* **What you need to do**: Where a line in the listing contains the string "Cubes", copy that line out.

* **Source material**:

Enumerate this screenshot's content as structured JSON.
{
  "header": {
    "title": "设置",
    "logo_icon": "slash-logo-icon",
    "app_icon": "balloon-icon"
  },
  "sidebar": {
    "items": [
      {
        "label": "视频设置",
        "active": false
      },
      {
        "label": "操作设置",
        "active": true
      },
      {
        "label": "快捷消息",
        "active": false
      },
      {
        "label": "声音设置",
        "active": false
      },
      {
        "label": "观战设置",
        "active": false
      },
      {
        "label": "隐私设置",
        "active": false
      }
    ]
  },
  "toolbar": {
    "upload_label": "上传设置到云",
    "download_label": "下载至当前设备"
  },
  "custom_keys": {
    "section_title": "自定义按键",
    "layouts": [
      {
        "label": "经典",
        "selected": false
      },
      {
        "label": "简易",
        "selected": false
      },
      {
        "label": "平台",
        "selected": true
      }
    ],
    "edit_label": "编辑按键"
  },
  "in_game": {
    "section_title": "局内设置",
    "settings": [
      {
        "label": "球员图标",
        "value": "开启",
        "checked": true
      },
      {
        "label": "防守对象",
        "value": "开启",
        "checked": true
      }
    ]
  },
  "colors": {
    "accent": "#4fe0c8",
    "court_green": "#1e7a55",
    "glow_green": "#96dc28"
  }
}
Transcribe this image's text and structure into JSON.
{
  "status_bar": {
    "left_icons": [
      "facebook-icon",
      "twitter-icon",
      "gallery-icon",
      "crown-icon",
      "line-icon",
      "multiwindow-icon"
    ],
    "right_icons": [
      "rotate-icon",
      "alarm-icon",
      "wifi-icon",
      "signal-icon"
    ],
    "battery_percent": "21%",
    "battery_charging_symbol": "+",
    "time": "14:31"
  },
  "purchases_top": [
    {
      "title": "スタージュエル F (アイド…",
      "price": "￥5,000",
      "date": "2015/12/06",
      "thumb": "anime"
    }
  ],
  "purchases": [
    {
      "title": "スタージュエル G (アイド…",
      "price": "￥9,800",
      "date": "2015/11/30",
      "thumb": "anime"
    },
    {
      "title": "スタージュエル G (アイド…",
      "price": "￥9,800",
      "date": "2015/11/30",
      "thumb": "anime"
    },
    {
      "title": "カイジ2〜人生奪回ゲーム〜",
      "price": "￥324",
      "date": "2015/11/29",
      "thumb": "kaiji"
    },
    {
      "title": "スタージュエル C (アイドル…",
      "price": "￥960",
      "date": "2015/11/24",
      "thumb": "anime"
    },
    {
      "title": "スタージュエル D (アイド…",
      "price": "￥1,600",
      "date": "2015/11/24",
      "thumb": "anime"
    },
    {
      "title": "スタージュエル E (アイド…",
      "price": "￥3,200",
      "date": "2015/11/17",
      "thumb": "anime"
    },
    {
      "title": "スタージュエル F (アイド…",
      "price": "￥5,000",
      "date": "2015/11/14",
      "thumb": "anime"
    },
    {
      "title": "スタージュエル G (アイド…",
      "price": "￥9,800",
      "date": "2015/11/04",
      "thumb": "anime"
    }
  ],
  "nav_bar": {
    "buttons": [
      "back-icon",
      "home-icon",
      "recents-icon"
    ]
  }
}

---

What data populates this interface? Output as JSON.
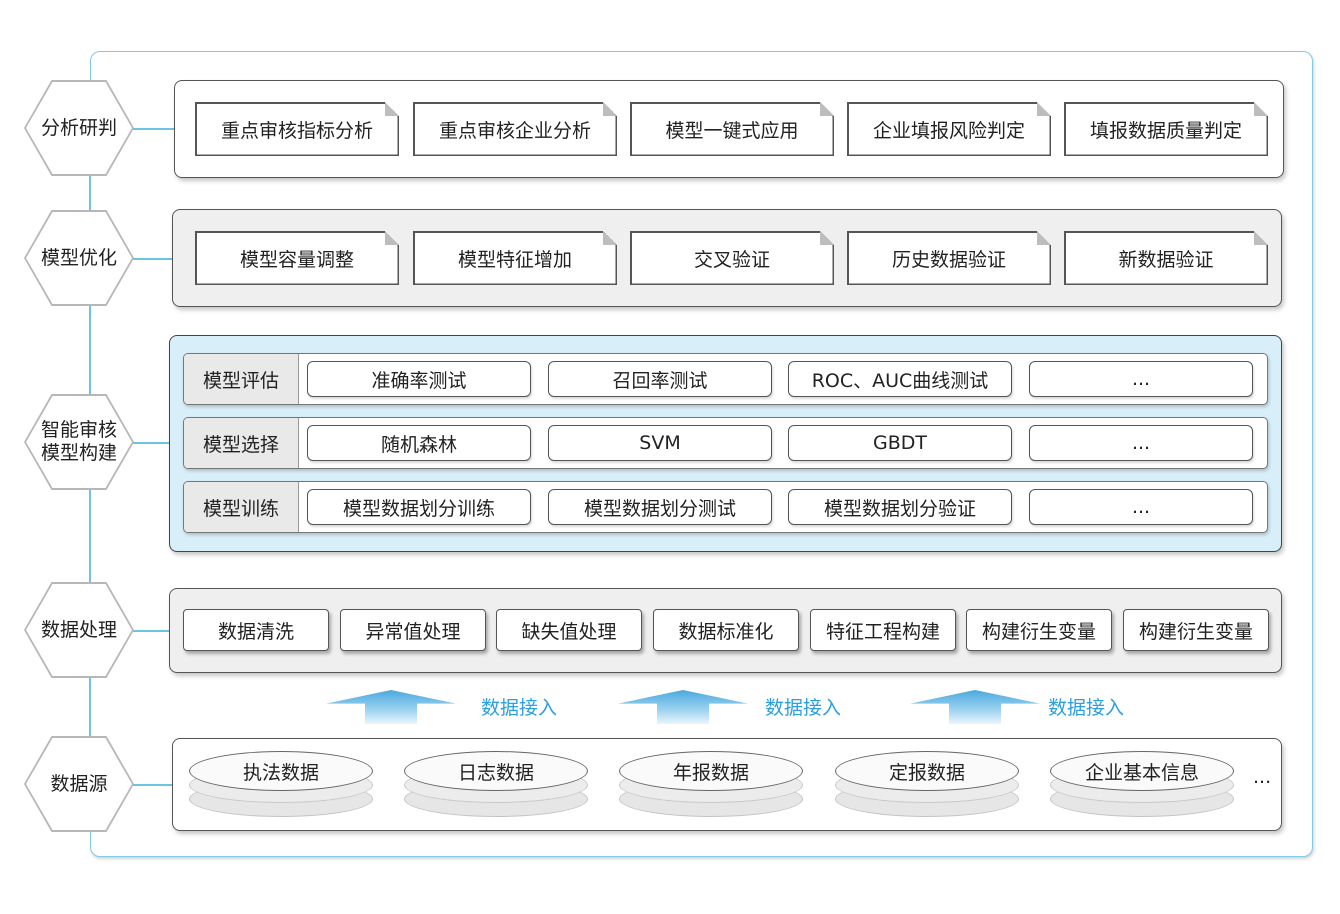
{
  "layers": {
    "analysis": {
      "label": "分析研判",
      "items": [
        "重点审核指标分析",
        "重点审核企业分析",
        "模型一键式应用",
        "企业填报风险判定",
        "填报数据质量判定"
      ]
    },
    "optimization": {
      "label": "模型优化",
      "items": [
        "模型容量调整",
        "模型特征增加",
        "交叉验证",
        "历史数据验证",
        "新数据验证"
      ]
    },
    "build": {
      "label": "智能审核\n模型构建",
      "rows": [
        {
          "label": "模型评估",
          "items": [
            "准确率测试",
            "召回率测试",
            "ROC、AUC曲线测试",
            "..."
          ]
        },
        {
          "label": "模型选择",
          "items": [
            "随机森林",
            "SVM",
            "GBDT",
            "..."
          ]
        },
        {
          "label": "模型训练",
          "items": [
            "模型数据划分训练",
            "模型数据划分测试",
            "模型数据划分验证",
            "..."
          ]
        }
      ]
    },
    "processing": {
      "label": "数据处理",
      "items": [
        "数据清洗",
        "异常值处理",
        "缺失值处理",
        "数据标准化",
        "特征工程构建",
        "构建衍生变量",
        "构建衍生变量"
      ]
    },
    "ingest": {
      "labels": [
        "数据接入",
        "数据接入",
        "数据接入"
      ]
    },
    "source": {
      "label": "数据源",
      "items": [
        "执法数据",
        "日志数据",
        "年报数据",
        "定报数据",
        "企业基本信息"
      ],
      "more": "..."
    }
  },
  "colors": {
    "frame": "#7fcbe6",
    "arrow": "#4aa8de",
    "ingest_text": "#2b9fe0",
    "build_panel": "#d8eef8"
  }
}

...

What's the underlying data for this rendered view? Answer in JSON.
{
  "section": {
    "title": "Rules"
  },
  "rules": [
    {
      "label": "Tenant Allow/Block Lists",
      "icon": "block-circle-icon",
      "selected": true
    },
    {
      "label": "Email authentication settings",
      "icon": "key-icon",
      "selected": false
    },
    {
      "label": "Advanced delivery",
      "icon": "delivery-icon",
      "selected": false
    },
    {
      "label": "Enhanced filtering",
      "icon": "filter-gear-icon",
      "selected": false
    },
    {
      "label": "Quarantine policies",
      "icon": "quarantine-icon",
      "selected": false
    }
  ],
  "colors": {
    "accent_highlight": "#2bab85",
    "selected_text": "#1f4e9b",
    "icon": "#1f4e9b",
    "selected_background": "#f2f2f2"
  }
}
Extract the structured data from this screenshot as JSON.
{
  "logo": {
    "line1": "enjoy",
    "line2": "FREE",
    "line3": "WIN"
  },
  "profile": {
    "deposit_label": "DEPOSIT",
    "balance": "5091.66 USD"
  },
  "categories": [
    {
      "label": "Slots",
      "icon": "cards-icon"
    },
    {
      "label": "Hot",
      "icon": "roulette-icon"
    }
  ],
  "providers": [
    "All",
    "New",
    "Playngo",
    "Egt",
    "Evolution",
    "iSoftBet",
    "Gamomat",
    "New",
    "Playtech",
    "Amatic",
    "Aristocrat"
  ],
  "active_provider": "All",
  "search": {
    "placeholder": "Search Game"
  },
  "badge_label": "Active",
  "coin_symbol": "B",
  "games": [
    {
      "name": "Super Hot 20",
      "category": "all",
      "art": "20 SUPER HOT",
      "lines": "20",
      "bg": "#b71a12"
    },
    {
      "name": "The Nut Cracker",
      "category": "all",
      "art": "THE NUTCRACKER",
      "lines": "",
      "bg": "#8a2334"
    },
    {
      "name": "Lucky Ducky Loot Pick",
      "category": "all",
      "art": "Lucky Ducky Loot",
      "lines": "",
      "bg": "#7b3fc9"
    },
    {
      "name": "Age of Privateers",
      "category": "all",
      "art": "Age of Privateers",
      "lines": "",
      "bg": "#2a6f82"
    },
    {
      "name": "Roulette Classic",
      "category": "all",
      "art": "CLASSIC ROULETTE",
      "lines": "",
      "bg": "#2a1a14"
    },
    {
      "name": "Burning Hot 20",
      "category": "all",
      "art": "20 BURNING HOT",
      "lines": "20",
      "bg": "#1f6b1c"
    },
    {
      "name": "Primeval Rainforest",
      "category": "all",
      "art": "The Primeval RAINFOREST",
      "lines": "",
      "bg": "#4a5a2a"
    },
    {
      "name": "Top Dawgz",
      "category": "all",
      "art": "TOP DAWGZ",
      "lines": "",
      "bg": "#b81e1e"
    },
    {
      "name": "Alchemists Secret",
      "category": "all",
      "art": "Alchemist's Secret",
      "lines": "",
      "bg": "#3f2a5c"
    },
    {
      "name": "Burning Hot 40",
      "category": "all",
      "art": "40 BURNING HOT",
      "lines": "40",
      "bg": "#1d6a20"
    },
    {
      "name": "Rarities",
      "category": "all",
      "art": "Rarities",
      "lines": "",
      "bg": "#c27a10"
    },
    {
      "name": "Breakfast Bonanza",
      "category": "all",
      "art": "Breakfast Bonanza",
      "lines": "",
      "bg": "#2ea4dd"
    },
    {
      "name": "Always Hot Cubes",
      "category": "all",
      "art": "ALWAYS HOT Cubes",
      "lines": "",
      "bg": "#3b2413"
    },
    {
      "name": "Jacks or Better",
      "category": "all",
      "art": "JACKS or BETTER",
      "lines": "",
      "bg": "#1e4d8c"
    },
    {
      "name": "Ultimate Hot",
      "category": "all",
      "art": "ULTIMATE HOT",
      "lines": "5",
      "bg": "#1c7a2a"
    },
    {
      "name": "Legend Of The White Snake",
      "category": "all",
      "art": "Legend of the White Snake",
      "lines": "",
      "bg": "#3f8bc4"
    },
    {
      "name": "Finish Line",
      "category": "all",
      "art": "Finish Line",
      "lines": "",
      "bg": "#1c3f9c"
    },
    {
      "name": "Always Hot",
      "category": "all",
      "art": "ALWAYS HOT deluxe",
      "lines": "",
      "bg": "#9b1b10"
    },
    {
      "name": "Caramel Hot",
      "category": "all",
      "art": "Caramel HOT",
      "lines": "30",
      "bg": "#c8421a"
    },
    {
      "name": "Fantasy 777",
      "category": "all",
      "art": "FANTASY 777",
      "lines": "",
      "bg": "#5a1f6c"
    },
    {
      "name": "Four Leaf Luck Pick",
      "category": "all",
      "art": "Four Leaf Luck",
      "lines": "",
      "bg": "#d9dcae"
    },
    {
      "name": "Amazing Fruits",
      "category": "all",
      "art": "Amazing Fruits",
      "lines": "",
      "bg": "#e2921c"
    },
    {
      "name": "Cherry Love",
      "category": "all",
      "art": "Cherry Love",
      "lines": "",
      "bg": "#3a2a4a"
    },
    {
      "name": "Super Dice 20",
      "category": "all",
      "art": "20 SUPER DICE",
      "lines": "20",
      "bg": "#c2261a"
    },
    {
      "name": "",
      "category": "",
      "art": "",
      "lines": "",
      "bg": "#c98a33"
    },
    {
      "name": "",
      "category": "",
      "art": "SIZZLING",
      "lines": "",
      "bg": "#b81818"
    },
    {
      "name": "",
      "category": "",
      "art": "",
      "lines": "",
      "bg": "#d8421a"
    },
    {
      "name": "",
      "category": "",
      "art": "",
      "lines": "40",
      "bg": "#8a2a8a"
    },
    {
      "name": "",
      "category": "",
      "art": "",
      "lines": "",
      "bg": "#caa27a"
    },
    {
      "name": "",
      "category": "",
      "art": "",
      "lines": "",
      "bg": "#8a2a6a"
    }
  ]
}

* **Complete output**:
      "name": "Always Hot Cubes",
      "art": "ALWAYS HOT Cubes",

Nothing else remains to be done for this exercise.